Using the entries that follow, collect the lines where the word "JSON" appears.

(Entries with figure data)
⁂
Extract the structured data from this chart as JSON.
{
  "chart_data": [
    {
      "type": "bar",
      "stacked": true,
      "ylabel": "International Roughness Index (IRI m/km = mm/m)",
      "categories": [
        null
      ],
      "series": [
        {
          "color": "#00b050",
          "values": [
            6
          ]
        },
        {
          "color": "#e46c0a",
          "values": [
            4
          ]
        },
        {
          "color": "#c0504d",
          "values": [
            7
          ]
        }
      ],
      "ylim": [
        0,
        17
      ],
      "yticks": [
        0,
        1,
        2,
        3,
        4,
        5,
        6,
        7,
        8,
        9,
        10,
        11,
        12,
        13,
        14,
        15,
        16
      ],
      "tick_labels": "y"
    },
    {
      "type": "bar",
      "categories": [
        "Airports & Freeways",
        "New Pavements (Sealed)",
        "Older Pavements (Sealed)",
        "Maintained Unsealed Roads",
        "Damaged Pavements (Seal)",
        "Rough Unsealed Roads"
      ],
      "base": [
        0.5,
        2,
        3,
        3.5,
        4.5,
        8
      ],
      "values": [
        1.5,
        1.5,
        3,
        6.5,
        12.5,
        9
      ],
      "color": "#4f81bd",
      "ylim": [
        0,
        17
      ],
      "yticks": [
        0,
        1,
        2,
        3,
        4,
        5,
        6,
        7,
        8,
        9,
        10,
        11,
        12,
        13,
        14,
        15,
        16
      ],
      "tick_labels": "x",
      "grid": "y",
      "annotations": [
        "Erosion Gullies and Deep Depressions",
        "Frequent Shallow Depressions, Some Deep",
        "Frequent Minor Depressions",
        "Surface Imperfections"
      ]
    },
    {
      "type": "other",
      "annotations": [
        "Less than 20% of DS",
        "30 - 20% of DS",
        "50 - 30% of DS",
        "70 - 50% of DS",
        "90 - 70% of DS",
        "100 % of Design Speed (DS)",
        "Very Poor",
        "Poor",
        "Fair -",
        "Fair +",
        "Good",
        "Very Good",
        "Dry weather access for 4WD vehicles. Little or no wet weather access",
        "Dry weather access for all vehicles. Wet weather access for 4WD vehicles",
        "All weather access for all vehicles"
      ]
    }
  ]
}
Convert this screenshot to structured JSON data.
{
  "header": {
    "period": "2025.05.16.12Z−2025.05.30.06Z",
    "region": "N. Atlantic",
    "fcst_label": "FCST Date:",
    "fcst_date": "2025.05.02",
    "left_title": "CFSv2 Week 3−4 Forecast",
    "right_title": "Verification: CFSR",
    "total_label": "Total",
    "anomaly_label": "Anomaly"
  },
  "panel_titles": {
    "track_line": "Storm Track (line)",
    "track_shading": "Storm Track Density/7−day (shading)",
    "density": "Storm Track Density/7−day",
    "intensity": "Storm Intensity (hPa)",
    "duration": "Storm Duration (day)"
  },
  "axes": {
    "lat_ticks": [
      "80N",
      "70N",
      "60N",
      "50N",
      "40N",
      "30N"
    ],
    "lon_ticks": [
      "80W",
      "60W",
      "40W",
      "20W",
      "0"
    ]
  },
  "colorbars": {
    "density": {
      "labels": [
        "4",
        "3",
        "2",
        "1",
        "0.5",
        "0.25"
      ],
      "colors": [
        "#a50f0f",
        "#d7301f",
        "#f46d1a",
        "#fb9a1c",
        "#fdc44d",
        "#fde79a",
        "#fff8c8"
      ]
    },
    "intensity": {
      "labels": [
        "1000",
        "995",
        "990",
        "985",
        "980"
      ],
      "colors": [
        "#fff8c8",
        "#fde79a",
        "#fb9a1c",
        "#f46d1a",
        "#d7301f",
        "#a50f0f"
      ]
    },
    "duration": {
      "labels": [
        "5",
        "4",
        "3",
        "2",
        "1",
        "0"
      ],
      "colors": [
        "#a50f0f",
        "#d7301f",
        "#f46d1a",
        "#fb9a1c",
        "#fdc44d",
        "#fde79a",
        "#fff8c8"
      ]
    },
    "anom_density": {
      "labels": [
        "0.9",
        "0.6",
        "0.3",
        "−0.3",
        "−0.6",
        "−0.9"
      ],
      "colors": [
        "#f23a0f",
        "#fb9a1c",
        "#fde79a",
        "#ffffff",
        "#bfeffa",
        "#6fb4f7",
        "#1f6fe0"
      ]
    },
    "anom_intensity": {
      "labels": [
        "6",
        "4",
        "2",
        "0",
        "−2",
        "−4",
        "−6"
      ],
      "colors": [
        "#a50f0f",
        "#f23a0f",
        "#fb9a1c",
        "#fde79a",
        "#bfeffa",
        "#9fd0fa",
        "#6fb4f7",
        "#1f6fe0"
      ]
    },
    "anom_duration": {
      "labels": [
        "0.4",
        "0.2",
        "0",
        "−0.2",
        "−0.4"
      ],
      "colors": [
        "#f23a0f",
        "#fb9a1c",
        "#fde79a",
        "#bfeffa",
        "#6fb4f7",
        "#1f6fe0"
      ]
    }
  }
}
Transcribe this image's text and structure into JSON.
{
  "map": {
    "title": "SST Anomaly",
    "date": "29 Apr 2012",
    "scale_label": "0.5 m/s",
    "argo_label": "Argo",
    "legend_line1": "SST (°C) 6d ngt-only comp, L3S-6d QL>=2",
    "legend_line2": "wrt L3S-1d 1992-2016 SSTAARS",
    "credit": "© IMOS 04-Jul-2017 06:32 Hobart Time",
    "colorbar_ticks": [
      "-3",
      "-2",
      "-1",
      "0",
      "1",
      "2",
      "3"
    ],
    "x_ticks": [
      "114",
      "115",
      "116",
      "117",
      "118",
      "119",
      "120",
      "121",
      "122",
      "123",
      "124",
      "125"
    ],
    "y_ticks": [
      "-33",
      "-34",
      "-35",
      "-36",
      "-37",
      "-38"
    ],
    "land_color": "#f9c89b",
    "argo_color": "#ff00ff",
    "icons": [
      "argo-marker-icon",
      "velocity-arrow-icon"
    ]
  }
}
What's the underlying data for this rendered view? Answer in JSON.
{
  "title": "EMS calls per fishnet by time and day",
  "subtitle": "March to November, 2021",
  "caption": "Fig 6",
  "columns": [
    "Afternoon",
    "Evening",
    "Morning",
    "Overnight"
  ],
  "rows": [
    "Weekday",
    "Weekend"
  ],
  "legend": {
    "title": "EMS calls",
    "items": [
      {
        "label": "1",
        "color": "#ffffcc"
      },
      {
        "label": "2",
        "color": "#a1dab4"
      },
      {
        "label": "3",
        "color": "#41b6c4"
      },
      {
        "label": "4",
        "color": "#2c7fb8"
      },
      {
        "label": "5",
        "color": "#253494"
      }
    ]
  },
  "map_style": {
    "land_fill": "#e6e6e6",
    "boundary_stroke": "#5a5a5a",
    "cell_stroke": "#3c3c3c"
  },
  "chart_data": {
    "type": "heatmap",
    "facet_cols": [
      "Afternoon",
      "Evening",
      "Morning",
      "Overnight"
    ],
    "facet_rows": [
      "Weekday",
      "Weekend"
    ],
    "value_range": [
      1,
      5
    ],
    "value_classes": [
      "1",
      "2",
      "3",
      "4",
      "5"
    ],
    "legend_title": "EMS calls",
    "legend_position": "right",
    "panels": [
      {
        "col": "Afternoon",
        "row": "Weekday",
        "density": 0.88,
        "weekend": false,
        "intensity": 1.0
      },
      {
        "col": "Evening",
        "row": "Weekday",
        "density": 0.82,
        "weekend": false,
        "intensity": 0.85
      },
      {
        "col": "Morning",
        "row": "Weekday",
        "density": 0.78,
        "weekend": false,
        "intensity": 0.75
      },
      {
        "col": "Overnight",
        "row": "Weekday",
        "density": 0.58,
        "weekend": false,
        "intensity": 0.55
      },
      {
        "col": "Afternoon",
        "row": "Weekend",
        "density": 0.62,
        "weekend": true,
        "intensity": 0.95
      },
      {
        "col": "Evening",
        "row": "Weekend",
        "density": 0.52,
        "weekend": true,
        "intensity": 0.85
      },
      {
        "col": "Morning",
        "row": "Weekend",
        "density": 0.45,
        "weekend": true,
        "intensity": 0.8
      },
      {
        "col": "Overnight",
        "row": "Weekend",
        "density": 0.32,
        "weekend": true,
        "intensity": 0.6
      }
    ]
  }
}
⁂
_Result for this exercise_:
Extract the structured data from this chart as JSON.
Convert this screenshot to structured JSON data.
Transcribe this image's text and structure into JSON.
What's the underlying data for this rendered view? Answer in JSON.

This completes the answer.